> [Brief]
Pick out each line below containing "JSON".

> [Data listing]

▽

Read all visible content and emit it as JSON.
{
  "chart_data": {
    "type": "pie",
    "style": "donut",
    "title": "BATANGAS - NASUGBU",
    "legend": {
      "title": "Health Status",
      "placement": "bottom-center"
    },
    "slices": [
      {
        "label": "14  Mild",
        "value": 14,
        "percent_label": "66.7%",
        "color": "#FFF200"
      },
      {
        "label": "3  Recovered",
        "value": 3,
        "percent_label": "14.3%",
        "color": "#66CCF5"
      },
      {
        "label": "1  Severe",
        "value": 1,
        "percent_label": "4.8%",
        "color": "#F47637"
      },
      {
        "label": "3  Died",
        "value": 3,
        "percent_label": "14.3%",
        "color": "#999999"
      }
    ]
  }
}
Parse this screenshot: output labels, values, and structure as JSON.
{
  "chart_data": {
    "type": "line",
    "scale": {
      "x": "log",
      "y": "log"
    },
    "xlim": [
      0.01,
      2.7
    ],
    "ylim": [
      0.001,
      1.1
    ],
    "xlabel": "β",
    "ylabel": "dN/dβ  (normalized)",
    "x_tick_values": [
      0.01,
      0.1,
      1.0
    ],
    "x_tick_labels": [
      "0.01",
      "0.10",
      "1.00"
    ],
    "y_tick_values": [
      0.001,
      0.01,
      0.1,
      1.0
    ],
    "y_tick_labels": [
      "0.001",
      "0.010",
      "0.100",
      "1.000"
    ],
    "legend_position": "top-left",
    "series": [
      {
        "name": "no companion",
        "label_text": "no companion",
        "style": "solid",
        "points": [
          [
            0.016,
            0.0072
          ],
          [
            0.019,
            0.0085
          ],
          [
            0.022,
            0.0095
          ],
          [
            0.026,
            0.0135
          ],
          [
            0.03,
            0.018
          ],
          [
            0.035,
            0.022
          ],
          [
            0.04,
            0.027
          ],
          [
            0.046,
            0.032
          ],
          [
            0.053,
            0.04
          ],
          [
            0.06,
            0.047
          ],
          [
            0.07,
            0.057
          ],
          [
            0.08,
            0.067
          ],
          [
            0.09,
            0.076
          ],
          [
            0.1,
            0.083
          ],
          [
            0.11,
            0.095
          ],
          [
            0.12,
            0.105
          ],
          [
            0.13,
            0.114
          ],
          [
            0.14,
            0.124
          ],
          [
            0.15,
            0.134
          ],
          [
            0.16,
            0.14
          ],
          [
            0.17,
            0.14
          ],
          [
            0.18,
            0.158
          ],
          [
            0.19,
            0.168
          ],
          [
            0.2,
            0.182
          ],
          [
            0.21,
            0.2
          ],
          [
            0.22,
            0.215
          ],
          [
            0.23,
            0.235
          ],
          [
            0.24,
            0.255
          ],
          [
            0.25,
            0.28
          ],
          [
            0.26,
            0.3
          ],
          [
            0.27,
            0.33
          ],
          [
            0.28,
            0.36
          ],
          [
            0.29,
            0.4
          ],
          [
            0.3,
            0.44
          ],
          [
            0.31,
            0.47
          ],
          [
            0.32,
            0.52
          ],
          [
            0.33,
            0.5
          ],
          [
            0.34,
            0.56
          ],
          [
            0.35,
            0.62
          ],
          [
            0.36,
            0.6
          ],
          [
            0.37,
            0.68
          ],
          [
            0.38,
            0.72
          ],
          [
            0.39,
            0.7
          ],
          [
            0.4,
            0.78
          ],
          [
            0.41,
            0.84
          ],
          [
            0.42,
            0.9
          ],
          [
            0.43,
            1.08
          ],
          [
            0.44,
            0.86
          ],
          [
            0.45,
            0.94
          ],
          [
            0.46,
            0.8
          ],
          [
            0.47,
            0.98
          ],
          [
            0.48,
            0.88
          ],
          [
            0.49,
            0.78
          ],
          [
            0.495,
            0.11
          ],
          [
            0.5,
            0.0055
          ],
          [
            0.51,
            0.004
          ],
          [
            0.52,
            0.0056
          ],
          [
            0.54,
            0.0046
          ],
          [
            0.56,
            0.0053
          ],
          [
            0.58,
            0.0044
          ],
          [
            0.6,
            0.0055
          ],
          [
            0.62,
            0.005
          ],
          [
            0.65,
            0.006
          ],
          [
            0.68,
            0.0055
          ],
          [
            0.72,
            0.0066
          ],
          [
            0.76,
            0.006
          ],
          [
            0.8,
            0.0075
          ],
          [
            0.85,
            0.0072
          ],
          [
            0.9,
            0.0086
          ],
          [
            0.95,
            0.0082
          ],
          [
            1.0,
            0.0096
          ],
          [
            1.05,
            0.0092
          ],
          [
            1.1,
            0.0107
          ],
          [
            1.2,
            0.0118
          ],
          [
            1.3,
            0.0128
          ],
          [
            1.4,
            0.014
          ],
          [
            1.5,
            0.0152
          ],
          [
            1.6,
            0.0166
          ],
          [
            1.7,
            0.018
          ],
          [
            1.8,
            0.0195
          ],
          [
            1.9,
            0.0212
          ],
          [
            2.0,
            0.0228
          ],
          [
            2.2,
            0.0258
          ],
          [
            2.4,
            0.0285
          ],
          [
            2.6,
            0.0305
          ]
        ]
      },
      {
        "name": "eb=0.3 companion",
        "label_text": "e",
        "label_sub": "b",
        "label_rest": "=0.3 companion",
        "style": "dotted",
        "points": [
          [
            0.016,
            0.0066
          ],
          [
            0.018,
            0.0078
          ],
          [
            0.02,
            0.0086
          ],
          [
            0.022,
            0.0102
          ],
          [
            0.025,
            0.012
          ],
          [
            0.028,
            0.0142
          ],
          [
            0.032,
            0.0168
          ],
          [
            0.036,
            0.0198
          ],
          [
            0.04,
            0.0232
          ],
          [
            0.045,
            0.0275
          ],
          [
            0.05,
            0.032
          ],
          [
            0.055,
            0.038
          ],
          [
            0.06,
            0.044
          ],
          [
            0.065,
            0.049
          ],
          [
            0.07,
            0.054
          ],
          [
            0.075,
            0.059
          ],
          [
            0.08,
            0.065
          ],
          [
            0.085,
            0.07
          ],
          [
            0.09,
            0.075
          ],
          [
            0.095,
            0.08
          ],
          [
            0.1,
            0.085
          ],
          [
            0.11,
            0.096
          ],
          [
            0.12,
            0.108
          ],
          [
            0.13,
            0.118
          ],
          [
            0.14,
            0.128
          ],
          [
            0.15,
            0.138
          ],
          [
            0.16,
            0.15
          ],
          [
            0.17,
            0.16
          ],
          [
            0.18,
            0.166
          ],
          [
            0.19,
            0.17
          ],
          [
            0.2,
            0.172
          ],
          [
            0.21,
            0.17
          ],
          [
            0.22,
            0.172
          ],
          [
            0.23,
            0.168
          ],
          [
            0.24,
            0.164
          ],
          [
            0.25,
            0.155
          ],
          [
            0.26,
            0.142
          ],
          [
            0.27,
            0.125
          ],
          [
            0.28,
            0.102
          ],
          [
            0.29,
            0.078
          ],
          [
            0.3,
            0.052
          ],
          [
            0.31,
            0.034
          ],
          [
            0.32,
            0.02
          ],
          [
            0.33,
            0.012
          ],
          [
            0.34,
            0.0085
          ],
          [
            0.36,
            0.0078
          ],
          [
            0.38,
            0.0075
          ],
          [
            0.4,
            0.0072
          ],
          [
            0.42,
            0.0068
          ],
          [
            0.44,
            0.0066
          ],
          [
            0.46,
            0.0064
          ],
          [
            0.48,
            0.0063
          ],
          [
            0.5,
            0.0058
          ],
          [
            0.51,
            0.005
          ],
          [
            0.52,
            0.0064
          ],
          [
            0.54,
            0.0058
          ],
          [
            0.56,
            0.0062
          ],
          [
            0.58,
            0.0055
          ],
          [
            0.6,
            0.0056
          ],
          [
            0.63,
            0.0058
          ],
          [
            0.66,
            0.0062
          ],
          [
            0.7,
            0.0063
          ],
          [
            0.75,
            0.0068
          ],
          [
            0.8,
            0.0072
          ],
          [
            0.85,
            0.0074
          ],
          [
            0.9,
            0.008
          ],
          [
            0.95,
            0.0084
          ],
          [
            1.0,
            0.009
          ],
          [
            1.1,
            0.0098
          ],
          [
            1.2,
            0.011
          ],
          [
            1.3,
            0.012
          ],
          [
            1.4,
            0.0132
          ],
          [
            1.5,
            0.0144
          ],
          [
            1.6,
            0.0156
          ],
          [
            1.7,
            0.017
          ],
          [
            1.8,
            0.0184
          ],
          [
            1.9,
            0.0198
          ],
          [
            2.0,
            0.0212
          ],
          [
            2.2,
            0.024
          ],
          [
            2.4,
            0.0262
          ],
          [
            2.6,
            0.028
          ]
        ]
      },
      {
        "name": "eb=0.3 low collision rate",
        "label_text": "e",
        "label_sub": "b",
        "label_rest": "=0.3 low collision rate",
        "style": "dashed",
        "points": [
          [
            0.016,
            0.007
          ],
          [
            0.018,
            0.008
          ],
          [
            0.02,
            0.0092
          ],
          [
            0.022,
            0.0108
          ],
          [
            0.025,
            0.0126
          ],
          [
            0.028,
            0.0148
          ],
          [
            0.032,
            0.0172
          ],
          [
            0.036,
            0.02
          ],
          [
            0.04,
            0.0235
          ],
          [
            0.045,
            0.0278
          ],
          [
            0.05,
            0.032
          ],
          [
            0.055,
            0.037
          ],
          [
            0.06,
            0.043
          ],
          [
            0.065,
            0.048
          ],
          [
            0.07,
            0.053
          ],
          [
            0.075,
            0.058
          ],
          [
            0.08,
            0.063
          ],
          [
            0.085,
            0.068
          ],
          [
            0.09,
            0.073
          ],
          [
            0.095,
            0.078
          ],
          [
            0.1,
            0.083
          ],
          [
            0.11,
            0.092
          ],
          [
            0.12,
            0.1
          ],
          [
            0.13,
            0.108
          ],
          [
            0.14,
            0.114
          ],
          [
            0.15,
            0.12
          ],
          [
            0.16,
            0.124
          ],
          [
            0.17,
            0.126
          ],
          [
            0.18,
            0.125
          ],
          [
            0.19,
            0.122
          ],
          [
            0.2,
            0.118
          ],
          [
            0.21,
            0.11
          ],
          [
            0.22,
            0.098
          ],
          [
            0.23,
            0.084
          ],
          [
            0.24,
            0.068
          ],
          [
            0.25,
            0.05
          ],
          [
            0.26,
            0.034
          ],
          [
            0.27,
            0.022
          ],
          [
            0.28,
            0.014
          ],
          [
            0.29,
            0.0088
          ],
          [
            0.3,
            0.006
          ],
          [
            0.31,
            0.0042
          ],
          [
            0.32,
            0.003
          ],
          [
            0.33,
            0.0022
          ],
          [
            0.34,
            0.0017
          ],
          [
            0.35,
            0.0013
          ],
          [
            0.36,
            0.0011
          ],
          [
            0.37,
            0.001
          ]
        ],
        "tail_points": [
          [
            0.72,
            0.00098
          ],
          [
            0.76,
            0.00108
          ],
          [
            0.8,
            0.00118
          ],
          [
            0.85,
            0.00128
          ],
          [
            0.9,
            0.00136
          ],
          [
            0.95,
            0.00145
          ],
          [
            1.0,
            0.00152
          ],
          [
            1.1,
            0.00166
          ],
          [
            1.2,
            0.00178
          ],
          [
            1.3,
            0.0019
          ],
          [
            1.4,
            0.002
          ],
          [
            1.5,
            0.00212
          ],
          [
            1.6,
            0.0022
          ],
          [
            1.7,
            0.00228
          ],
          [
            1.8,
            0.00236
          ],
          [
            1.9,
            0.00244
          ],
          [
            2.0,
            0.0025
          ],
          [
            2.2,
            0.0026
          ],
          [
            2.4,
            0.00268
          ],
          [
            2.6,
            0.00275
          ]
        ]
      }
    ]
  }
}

△

> [Exercise result]
Read all visible content and emit it as JSON.
Parse this screenshot: output labels, values, and structure as JSON.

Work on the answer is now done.